TASK BRIEF – Write every line of the material out exactly as shown.

RECORDS SHOWN –
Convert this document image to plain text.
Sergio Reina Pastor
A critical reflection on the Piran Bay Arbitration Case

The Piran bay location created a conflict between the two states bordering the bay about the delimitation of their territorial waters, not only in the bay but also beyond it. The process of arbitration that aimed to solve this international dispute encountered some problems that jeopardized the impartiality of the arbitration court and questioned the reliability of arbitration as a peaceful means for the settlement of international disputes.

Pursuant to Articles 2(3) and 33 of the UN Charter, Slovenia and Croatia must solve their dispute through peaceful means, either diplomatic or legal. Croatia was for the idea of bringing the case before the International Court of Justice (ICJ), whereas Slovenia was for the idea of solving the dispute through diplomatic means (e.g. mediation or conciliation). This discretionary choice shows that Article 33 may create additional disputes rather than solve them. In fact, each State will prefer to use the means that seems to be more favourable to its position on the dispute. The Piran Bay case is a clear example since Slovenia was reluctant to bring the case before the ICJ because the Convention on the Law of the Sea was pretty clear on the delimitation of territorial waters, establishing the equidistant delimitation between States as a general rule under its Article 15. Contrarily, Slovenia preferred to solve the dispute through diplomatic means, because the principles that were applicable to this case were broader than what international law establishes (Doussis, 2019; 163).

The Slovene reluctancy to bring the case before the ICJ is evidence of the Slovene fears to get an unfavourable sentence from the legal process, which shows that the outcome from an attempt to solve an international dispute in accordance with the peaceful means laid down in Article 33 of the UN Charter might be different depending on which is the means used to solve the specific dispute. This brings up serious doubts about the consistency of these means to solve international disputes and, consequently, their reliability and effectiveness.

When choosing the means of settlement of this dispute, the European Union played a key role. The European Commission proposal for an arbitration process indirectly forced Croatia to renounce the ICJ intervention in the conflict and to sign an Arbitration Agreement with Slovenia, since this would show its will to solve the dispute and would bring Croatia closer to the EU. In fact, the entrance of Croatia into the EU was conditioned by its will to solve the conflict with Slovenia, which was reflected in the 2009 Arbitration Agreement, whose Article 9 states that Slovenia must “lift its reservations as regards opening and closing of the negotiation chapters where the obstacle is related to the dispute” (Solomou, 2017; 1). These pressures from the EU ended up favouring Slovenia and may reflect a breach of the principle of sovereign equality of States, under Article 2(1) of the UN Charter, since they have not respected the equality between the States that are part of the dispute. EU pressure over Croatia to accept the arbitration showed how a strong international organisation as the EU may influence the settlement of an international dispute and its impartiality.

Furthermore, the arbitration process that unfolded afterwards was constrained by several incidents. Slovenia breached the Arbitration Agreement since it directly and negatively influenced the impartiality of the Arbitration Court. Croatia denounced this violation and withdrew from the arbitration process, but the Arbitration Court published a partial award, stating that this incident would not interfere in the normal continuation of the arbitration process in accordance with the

SOLUTION –
Convert this document image to plain text.
Sergio Reina Pastor
A critical reflection on the Piran Bay Arbitration Case

The Piran bay location created a conflict between the two states bordering the bay about the delimitation of their territorial waters, not only in the bay but also beyond it. The process of arbitration that aimed to solve this international dispute encountered some problems that jeopardized the impartiality of the arbitration court and questioned the reliability of arbitration as a peaceful means for the settlement of international disputes.

Pursuant to Articles 2(3) and 33 of the UN Charter, Slovenia and Croatia must solve their dispute through peaceful means, either diplomatic or legal. Croatia was for the idea of bringing the case before the International Court of Justice (ICJ), whereas Slovenia was for the idea of solving the dispute through diplomatic means (e.g. mediation or conciliation). This discretionary choice shows that Article 33 may create additional disputes rather than solve them. In fact, each State will prefer to use the means that seems to be more favourable to its position on the dispute. The Piran Bay case is a clear example since Slovenia was reluctant to bring the case before the ICJ because the Convention on the Law of the Sea was pretty clear on the delimitation of territorial waters, establishing the equidistant delimitation between States as a general rule under its Article 15. Contrarily, Slovenia preferred to solve the dispute through diplomatic means, because the principles that were applicable to this case were broader than what international law establishes (Doussis, 2019; 163).

The Slovene reluctancy to bring the case before the ICJ is evidence of the Slovene fears to get an unfavourable sentence from the legal process, which shows that the outcome from an attempt to solve an international dispute in accordance with the peaceful means laid down in Article 33 of the UN Charter might be different depending on which is the means used to solve the specific dispute. This brings up serious doubts about the consistency of these means to solve international disputes and, consequently, their reliability and effectiveness.

When choosing the means of settlement of this dispute, the European Union played a key role. The European Commission proposal for an arbitration process indirectly forced Croatia to renounce the ICJ intervention in the conflict and to sign an Arbitration Agreement with Slovenia, since this would show its will to solve the dispute and would bring Croatia closer to the EU. In fact, the entrance of Croatia into the EU was conditioned by its will to solve the conflict with Slovenia, which was reflected in the 2009 Arbitration Agreement, whose Article 9 states that Slovenia must “lift its reservations as regards opening and closing of the negotiation chapters where the obstacle is related to the dispute” (Solomou, 2017; 1). These pressures from the EU ended up favouring Slovenia and may reflect a breach of the principle of sovereign equality of States, under Article 2(1) of the UN Charter, since they have not respected the equality between the States that are part of the dispute. EU pressure over Croatia to accept the arbitration showed how a strong international organisation as the EU may influence the settlement of an international dispute and its impartiality.

Furthermore, the arbitration process that unfolded afterwards was constrained by several incidents. Slovenia breached the Arbitration Agreement since it directly and negatively influenced the impartiality of the Arbitration Court. Croatia denounced this violation and withdrew from the arbitration process, but the Arbitration Court published a partial award, stating that this incident would not interfere in the normal continuation of the arbitration process in accordance with the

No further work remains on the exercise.